**** Provided entries ****

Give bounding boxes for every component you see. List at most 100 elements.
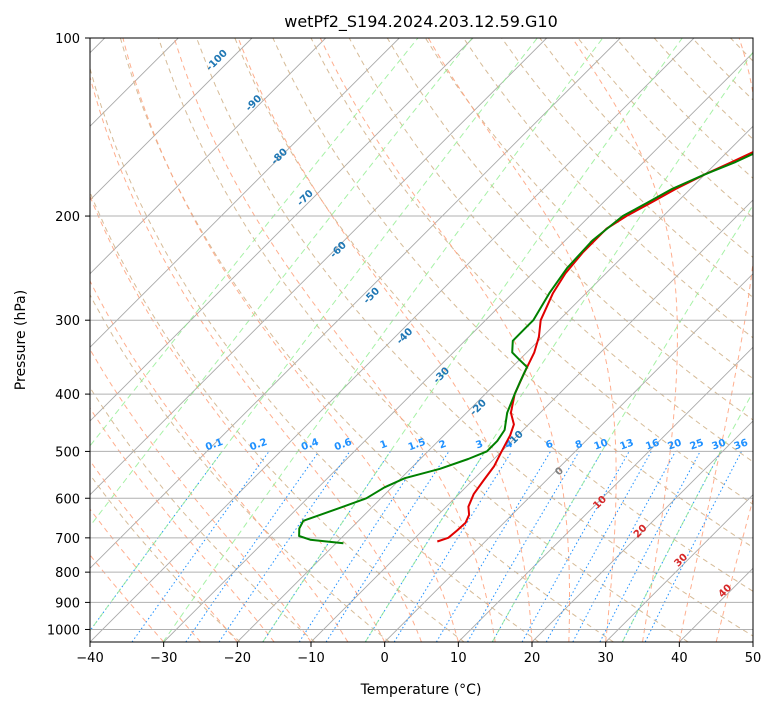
isotherm-line bbox=[90, 38, 327, 275]
isotherm-line bbox=[90, 38, 474, 422]
mixing-ratio-label: 13 bbox=[618, 438, 635, 453]
y-tick-label: 300 bbox=[55, 314, 80, 329]
moist-adiabat-line bbox=[571, 38, 678, 642]
x-tick-label: −30 bbox=[150, 651, 177, 666]
x-tick-label: −10 bbox=[297, 651, 324, 666]
mixing-ratio-label: 2 bbox=[438, 439, 448, 452]
dry-adiabat-line bbox=[463, 38, 753, 339]
background-lines bbox=[90, 38, 753, 642]
isotherm-line bbox=[90, 38, 548, 496]
isotherm-line bbox=[90, 38, 400, 348]
moist-adiabat-line bbox=[90, 194, 386, 642]
isotherm-line bbox=[384, 273, 753, 642]
profile-series bbox=[298, 150, 753, 545]
dry-adiabat-line bbox=[90, 386, 316, 642]
dry-adiabat-line bbox=[90, 66, 540, 642]
mixing-ratio-line bbox=[131, 451, 270, 642]
isotherm-line bbox=[90, 38, 621, 569]
mixing-ratio-line bbox=[545, 451, 652, 642]
mixing-ratio-line bbox=[435, 451, 552, 642]
y-tick-label: 100 bbox=[55, 32, 80, 47]
dry-adiabat-line bbox=[119, 38, 614, 642]
y-tick-label: 400 bbox=[55, 388, 80, 403]
pressure-grid bbox=[90, 38, 753, 630]
y-tick-label: 700 bbox=[55, 532, 80, 547]
dry-adiabat-line bbox=[310, 38, 753, 505]
y-tick-label: 200 bbox=[55, 210, 80, 225]
x-tick-label: 20 bbox=[524, 651, 541, 666]
y-tick-label: 600 bbox=[55, 492, 80, 507]
axes: −40 −30 −20 −10 0 10 20 30 40 50 100 200 300 400 500 60… bbox=[47, 32, 761, 666]
mixing-ratio-label: 16 bbox=[644, 438, 661, 453]
isotherm-line bbox=[90, 38, 253, 201]
isotherm-line bbox=[236, 125, 753, 642]
mixing-ratio-label: 30 bbox=[711, 438, 728, 453]
dry-adiabat-line bbox=[90, 473, 241, 642]
temperature-profile-line bbox=[436, 150, 753, 543]
y-tick-label: 500 bbox=[55, 445, 80, 460]
moist-adiabat-line bbox=[90, 74, 422, 642]
mixing-ratio-label: 1 bbox=[379, 439, 389, 452]
moist-adiabat-line bbox=[90, 554, 165, 642]
isotherm-line bbox=[605, 494, 753, 642]
isotherm-line bbox=[310, 199, 753, 642]
moist-adiabat-line bbox=[237, 38, 533, 642]
dry-adiabat-line bbox=[196, 38, 753, 637]
mixing-ratio-line bbox=[599, 451, 701, 642]
dry-adiabat-line bbox=[90, 191, 465, 642]
x-tick-label: 10 bbox=[450, 651, 467, 666]
mixing-ratio-label: 36 bbox=[733, 438, 750, 453]
saturation-line bbox=[90, 38, 538, 632]
moist-adiabat-line bbox=[90, 508, 201, 642]
mixing-ratio-line bbox=[572, 451, 676, 642]
dry-adiabat-line bbox=[90, 293, 390, 642]
y-tick-label: 900 bbox=[55, 596, 80, 611]
x-tick-label: −20 bbox=[224, 651, 251, 666]
saturation-line bbox=[90, 38, 473, 527]
moist-adiabat-line bbox=[427, 38, 617, 642]
dry-adiabat-line bbox=[158, 38, 689, 642]
mixing-ratio-label: 25 bbox=[688, 438, 705, 453]
y-axis-title: Pressure (hPa) bbox=[13, 290, 29, 390]
y-tick-label: 1000 bbox=[47, 623, 80, 638]
isotherm-line bbox=[531, 420, 753, 642]
mixing-ratio-line bbox=[218, 451, 351, 642]
dewpoint-profile-line bbox=[298, 152, 753, 545]
mixing-ratio-line bbox=[644, 451, 742, 642]
moist-adiabat-line bbox=[319, 38, 570, 642]
chart-title: wetPf2_S194.2024.203.12.59.G10 bbox=[284, 12, 558, 32]
x-tick-label: 50 bbox=[745, 651, 762, 666]
moist-adiabat-line bbox=[173, 38, 496, 642]
x-tick-label: −40 bbox=[76, 651, 103, 666]
mixing-ratio-label: 3 bbox=[474, 439, 484, 452]
y-tick-label: 800 bbox=[55, 566, 80, 581]
x-axis-title: Temperature (°C) bbox=[360, 682, 482, 698]
saturation-line bbox=[162, 38, 604, 642]
moist-adiabat-line bbox=[90, 348, 312, 642]
mixing-ratio-line bbox=[325, 451, 450, 642]
mixing-ratio-line bbox=[185, 451, 320, 642]
isotherm-line bbox=[457, 346, 753, 642]
mixing-ratio-label: 8 bbox=[574, 439, 584, 452]
mixing-ratio-line bbox=[621, 451, 722, 642]
mixing-ratio-label: 6 bbox=[544, 439, 554, 452]
mixing-ratio-label: 4 bbox=[504, 439, 514, 452]
moist-adiabat-line bbox=[90, 407, 275, 642]
x-tick-label: 30 bbox=[597, 651, 614, 666]
saturation-line bbox=[364, 51, 753, 642]
isotherm-line bbox=[163, 52, 753, 642]
dry-adiabat-line bbox=[272, 38, 753, 548]
mixing-ratio-line bbox=[298, 451, 425, 642]
mixing-ratio-label: 10 bbox=[593, 438, 610, 453]
plot-frame bbox=[89, 37, 754, 643]
dry-adiabat-line bbox=[348, 38, 753, 463]
dry-adiabat-line bbox=[234, 38, 753, 592]
mixing-ratio-label: 20 bbox=[666, 438, 683, 453]
saturation-line bbox=[262, 38, 683, 642]
saturation-line bbox=[621, 391, 753, 642]
x-tick-label: 40 bbox=[671, 651, 688, 666]
mixing-ratio-line bbox=[467, 451, 580, 642]
moist-adiabat-line bbox=[90, 459, 238, 642]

****

# Directive
Write out every line of the records above exactly as it appears, leaving out the pictures.

# Right answer
Give bounding boxes for every component you see. List at most 100 elements.
isotherm-line bbox=[90, 38, 327, 275]
isotherm-line bbox=[90, 38, 474, 422]
mixing-ratio-label: 13 bbox=[618, 438, 635, 453]
y-tick-label: 300 bbox=[55, 314, 80, 329]
moist-adiabat-line bbox=[571, 38, 678, 642]
x-tick-label: −30 bbox=[150, 651, 177, 666]
x-tick-label: −10 bbox=[297, 651, 324, 666]
mixing-ratio-label: 2 bbox=[438, 439, 448, 452]
dry-adiabat-line bbox=[463, 38, 753, 339]
background-lines bbox=[90, 38, 753, 642]
isotherm-line bbox=[90, 38, 548, 496]
isotherm-line bbox=[90, 38, 400, 348]
moist-adiabat-line bbox=[90, 194, 386, 642]
isotherm-line bbox=[384, 273, 753, 642]
profile-series bbox=[298, 150, 753, 545]
dry-adiabat-line bbox=[90, 386, 316, 642]
dry-adiabat-line bbox=[90, 66, 540, 642]
mixing-ratio-line bbox=[131, 451, 270, 642]
isotherm-line bbox=[90, 38, 621, 569]
mixing-ratio-line bbox=[545, 451, 652, 642]
mixing-ratio-line bbox=[435, 451, 552, 642]
y-tick-label: 100 bbox=[55, 32, 80, 47]
dry-adiabat-line bbox=[119, 38, 614, 642]
y-tick-label: 400 bbox=[55, 388, 80, 403]
pressure-grid bbox=[90, 38, 753, 630]
y-tick-label: 700 bbox=[55, 532, 80, 547]
dry-adiabat-line bbox=[310, 38, 753, 505]
y-tick-label: 200 bbox=[55, 210, 80, 225]
x-tick-label: 20 bbox=[524, 651, 541, 666]
y-tick-label: 600 bbox=[55, 492, 80, 507]
axes: −40 −30 −20 −10 0 10 20 30 40 50 100 200 300 400 500 60… bbox=[47, 32, 761, 666]
mixing-ratio-label: 16 bbox=[644, 438, 661, 453]
isotherm-line bbox=[90, 38, 253, 201]
isotherm-line bbox=[236, 125, 753, 642]
mixing-ratio-label: 30 bbox=[711, 438, 728, 453]
dry-adiabat-line bbox=[90, 473, 241, 642]
temperature-profile-line bbox=[436, 150, 753, 543]
y-tick-label: 500 bbox=[55, 445, 80, 460]
moist-adiabat-line bbox=[90, 74, 422, 642]
mixing-ratio-label: 1 bbox=[379, 439, 389, 452]
moist-adiabat-line bbox=[90, 554, 165, 642]
isotherm-line bbox=[605, 494, 753, 642]
isotherm-line bbox=[310, 199, 753, 642]
moist-adiabat-line bbox=[237, 38, 533, 642]
dry-adiabat-line bbox=[196, 38, 753, 637]
mixing-ratio-line bbox=[599, 451, 701, 642]
dry-adiabat-line bbox=[90, 191, 465, 642]
x-tick-label: 10 bbox=[450, 651, 467, 666]
mixing-ratio-label: 36 bbox=[733, 438, 750, 453]
saturation-line bbox=[90, 38, 538, 632]
moist-adiabat-line bbox=[90, 508, 201, 642]
mixing-ratio-line bbox=[572, 451, 676, 642]
dry-adiabat-line bbox=[90, 293, 390, 642]
y-tick-label: 900 bbox=[55, 596, 80, 611]
x-tick-label: −20 bbox=[224, 651, 251, 666]
saturation-line bbox=[90, 38, 473, 527]
moist-adiabat-line bbox=[427, 38, 617, 642]
dry-adiabat-line bbox=[158, 38, 689, 642]
mixing-ratio-label: 25 bbox=[688, 438, 705, 453]
y-axis-title: Pressure (hPa) bbox=[13, 290, 29, 390]
y-tick-label: 1000 bbox=[47, 623, 80, 638]
isotherm-line bbox=[531, 420, 753, 642]
mixing-ratio-line bbox=[218, 451, 351, 642]
dewpoint-profile-line bbox=[298, 152, 753, 545]
mixing-ratio-line bbox=[644, 451, 742, 642]
moist-adiabat-line bbox=[319, 38, 570, 642]
chart-title: wetPf2_S194.2024.203.12.59.G10 bbox=[284, 12, 558, 32]
x-tick-label: 50 bbox=[745, 651, 762, 666]
moist-adiabat-line bbox=[173, 38, 496, 642]
x-tick-label: −40 bbox=[76, 651, 103, 666]
mixing-ratio-label: 3 bbox=[474, 439, 484, 452]
y-tick-label: 800 bbox=[55, 566, 80, 581]
x-axis-title: Temperature (°C) bbox=[360, 682, 482, 698]
saturation-line bbox=[162, 38, 604, 642]
moist-adiabat-line bbox=[90, 348, 312, 642]
mixing-ratio-line bbox=[325, 451, 450, 642]
mixing-ratio-line bbox=[185, 451, 320, 642]
isotherm-line bbox=[457, 346, 753, 642]
mixing-ratio-label: 8 bbox=[574, 439, 584, 452]
mixing-ratio-line bbox=[621, 451, 722, 642]
mixing-ratio-label: 6 bbox=[544, 439, 554, 452]
mixing-ratio-label: 4 bbox=[504, 439, 514, 452]
moist-adiabat-line bbox=[90, 407, 275, 642]
x-tick-label: 30 bbox=[597, 651, 614, 666]
saturation-line bbox=[364, 51, 753, 642]
isotherm-line bbox=[163, 52, 753, 642]
dry-adiabat-line bbox=[272, 38, 753, 548]
mixing-ratio-line bbox=[298, 451, 425, 642]
mixing-ratio-label: 10 bbox=[593, 438, 610, 453]
plot-frame bbox=[89, 37, 754, 643]
dry-adiabat-line bbox=[348, 38, 753, 463]
dry-adiabat-line bbox=[234, 38, 753, 592]
mixing-ratio-label: 20 bbox=[666, 438, 683, 453]
saturation-line bbox=[262, 38, 683, 642]
saturation-line bbox=[621, 391, 753, 642]
x-tick-label: 40 bbox=[671, 651, 688, 666]
mixing-ratio-line bbox=[467, 451, 580, 642]
moist-adiabat-line bbox=[90, 459, 238, 642]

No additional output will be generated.